**EXERCISE**
Below, find each line holding "pressure" and state how many there are, using the number alone.

**RECORDS TO PROCESS**
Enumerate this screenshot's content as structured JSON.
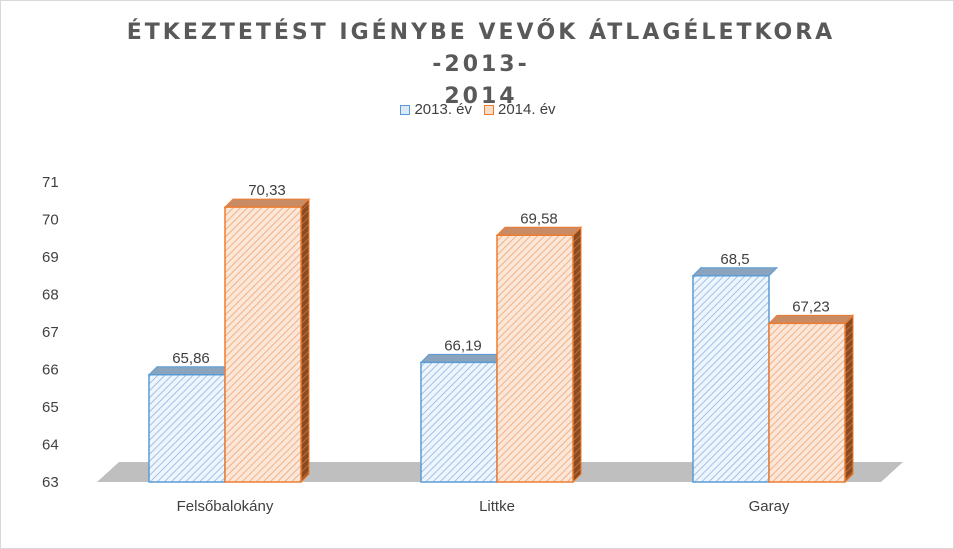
{
  "chart_data": {
    "type": "bar",
    "title": "ÉTKEZTETÉST IGÉNYBE VEVŐK ÁTLAGÉLETKORA -2013-2014",
    "title_lines": [
      "ÉTKEZTETÉST IGÉNYBE VEVŐK ÁTLAGÉLETKORA -2013-",
      "2014"
    ],
    "categories": [
      "Felsőbalokány",
      "Littke",
      "Garay"
    ],
    "series": [
      {
        "name": "2013. év",
        "values": [
          65.86,
          66.19,
          68.5
        ],
        "labels": [
          "65,86",
          "66,19",
          "68,5"
        ],
        "color": "#5b9bd5"
      },
      {
        "name": "2014. év",
        "values": [
          70.33,
          69.58,
          67.23
        ],
        "labels": [
          "70,33",
          "69,58",
          "67,23"
        ],
        "color": "#ed7d31"
      }
    ],
    "ylim": [
      63,
      71
    ],
    "yticks": [
      "63",
      "64",
      "65",
      "66",
      "67",
      "68",
      "69",
      "70",
      "71"
    ],
    "xlabel": "",
    "ylabel": "",
    "legend": "top",
    "grid": false,
    "style": "3d-clustered-column"
  }
}
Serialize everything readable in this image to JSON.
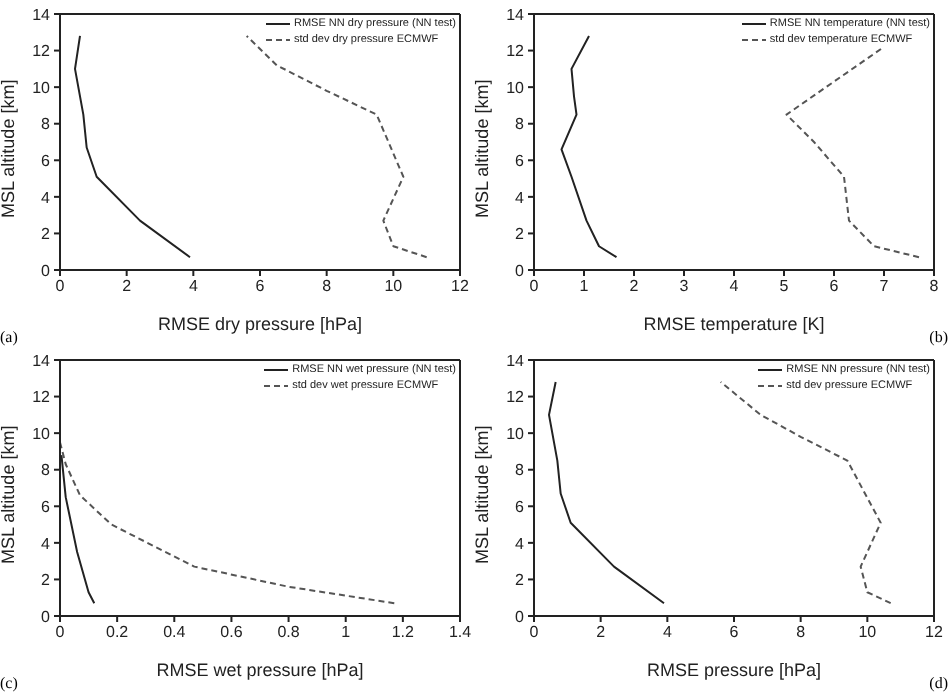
{
  "chart_data": [
    {
      "type": "line",
      "xlabel": "RMSE dry pressure [hPa]",
      "ylabel": "MSL altitude [km]",
      "annotations": [
        "(a)"
      ],
      "xlim": [
        0,
        12
      ],
      "xticks": [
        0,
        2,
        4,
        6,
        8,
        10,
        12
      ],
      "ylim": [
        0,
        14
      ],
      "yticks": [
        0,
        2,
        4,
        6,
        8,
        10,
        12,
        14
      ],
      "legend": "top right",
      "series": [
        {
          "name": "RMSE NN dry pressure (NN test)",
          "color": "#222222",
          "line_style": "solid",
          "x": [
            3.9,
            2.4,
            1.1,
            0.8,
            0.7,
            0.45,
            0.6
          ],
          "values": [
            0.7,
            2.7,
            5.1,
            6.7,
            8.5,
            11,
            12.8
          ]
        },
        {
          "name": "std dev dry pressure ECMWF",
          "color": "#555555",
          "line_style": "dashed",
          "x": [
            11,
            10,
            9.7,
            10.3,
            9.5,
            8,
            6.5,
            5.6
          ],
          "values": [
            0.7,
            1.3,
            2.7,
            5.1,
            8.5,
            9.8,
            11.2,
            12.8
          ]
        }
      ]
    },
    {
      "type": "line",
      "xlabel": "RMSE temperature [K]",
      "ylabel": "MSL altitude [km]",
      "annotations": [
        "(b)"
      ],
      "xlim": [
        0,
        8
      ],
      "xticks": [
        0,
        1,
        2,
        3,
        4,
        5,
        6,
        7,
        8
      ],
      "ylim": [
        0,
        14
      ],
      "yticks": [
        0,
        2,
        4,
        6,
        8,
        10,
        12,
        14
      ],
      "legend": "top right",
      "series": [
        {
          "name": "RMSE NN temperature (NN test)",
          "color": "#222222",
          "line_style": "solid",
          "x": [
            1.65,
            1.3,
            1.05,
            0.75,
            0.55,
            0.85,
            0.8,
            0.75,
            1.1
          ],
          "values": [
            0.7,
            1.3,
            2.7,
            5.1,
            6.6,
            8.5,
            9.5,
            11,
            12.8
          ]
        },
        {
          "name": "std dev temperature ECMWF",
          "color": "#555555",
          "line_style": "dashed",
          "x": [
            7.7,
            6.8,
            6.3,
            6.2,
            5.6,
            5.05,
            7
          ],
          "values": [
            0.7,
            1.3,
            2.7,
            5.1,
            7,
            8.5,
            12.2
          ]
        }
      ]
    },
    {
      "type": "line",
      "xlabel": "RMSE wet pressure [hPa]",
      "ylabel": "MSL altitude [km]",
      "annotations": [
        "(c)"
      ],
      "xlim": [
        0,
        1.4
      ],
      "xticks": [
        0,
        0.2,
        0.4,
        0.6,
        0.8,
        1,
        1.2,
        1.4
      ],
      "ylim": [
        0,
        14
      ],
      "yticks": [
        0,
        2,
        4,
        6,
        8,
        10,
        12,
        14
      ],
      "legend": "top right",
      "series": [
        {
          "name": "RMSE NN wet pressure (NN test)",
          "color": "#222222",
          "line_style": "solid",
          "x": [
            0.12,
            0.1,
            0.06,
            0.02,
            0.005
          ],
          "values": [
            0.7,
            1.3,
            3.5,
            6.5,
            8.8
          ]
        },
        {
          "name": "std dev wet pressure ECMWF",
          "color": "#555555",
          "line_style": "dashed",
          "x": [
            1.17,
            0.8,
            0.47,
            0.18,
            0.07,
            0.02,
            0
          ],
          "values": [
            0.7,
            1.6,
            2.7,
            5,
            6.6,
            8.3,
            9.5
          ]
        }
      ]
    },
    {
      "type": "line",
      "xlabel": "RMSE pressure [hPa]",
      "ylabel": "MSL altitude [km]",
      "annotations": [
        "(d)"
      ],
      "xlim": [
        0,
        12
      ],
      "xticks": [
        0,
        2,
        4,
        6,
        8,
        10,
        12
      ],
      "ylim": [
        0,
        14
      ],
      "yticks": [
        0,
        2,
        4,
        6,
        8,
        10,
        12,
        14
      ],
      "legend": "top right",
      "series": [
        {
          "name": "RMSE NN pressure (NN test)",
          "color": "#222222",
          "line_style": "solid",
          "x": [
            3.9,
            2.4,
            1.1,
            0.8,
            0.7,
            0.45,
            0.65
          ],
          "values": [
            0.7,
            2.7,
            5.1,
            6.7,
            8.5,
            11,
            12.8
          ]
        },
        {
          "name": "std dev pressure ECMWF",
          "color": "#555555",
          "line_style": "dashed",
          "x": [
            10.7,
            10,
            9.8,
            10.4,
            9.4,
            8,
            6.8,
            5.6
          ],
          "values": [
            0.7,
            1.3,
            2.7,
            5.1,
            8.5,
            9.8,
            11,
            12.8
          ]
        }
      ]
    }
  ]
}
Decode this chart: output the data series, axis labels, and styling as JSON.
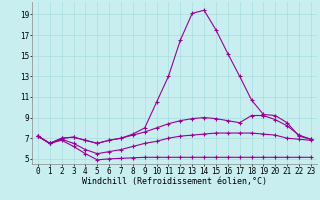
{
  "xlabel": "Windchill (Refroidissement éolien,°C)",
  "background_color": "#c8eef0",
  "grid_color": "#aadddf",
  "line_color": "#990099",
  "x_values": [
    0,
    1,
    2,
    3,
    4,
    5,
    6,
    7,
    8,
    9,
    10,
    11,
    12,
    13,
    14,
    15,
    16,
    17,
    18,
    19,
    20,
    21,
    22,
    23
  ],
  "line1": [
    7.2,
    6.5,
    6.8,
    6.2,
    5.5,
    4.9,
    5.0,
    5.05,
    5.1,
    5.15,
    5.15,
    5.15,
    5.15,
    5.15,
    5.15,
    5.15,
    5.15,
    5.15,
    5.15,
    5.15,
    5.15,
    5.15,
    5.15,
    5.15
  ],
  "line2": [
    7.2,
    6.5,
    6.9,
    6.5,
    5.9,
    5.5,
    5.7,
    5.9,
    6.2,
    6.5,
    6.7,
    7.0,
    7.2,
    7.3,
    7.4,
    7.5,
    7.5,
    7.5,
    7.5,
    7.4,
    7.3,
    7.0,
    6.9,
    6.8
  ],
  "line3": [
    7.2,
    6.5,
    7.0,
    7.1,
    6.8,
    6.5,
    6.8,
    7.0,
    7.3,
    7.6,
    8.0,
    8.4,
    8.7,
    8.9,
    9.0,
    8.9,
    8.7,
    8.5,
    9.2,
    9.2,
    8.8,
    8.2,
    7.3,
    6.9
  ],
  "line4": [
    7.2,
    6.5,
    7.0,
    7.1,
    6.8,
    6.5,
    6.8,
    7.0,
    7.4,
    8.0,
    10.5,
    13.0,
    16.5,
    19.1,
    19.4,
    17.5,
    15.2,
    13.0,
    10.7,
    9.3,
    9.2,
    8.5,
    7.2,
    6.9
  ],
  "ylim": [
    4.5,
    20.2
  ],
  "xlim_min": -0.5,
  "xlim_max": 23.5,
  "yticks": [
    5,
    7,
    9,
    11,
    13,
    15,
    17,
    19
  ],
  "xticks": [
    0,
    1,
    2,
    3,
    4,
    5,
    6,
    7,
    8,
    9,
    10,
    11,
    12,
    13,
    14,
    15,
    16,
    17,
    18,
    19,
    20,
    21,
    22,
    23
  ],
  "font_family": "monospace",
  "xlabel_fontsize": 6,
  "tick_fontsize": 5.5
}
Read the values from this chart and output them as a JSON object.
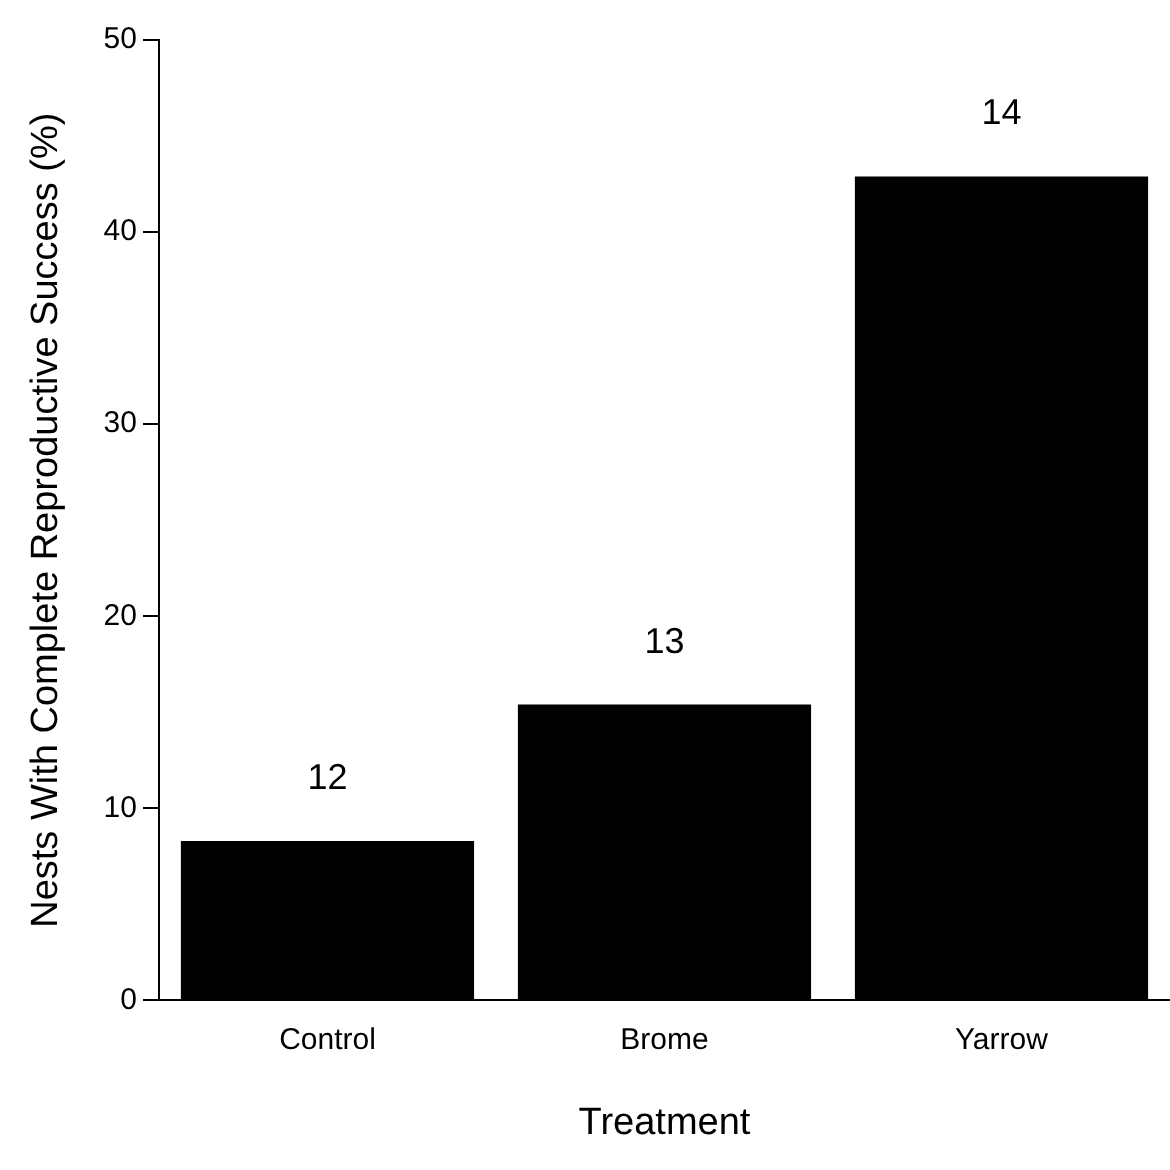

**SOLUTION TO THE PROBLEM**
9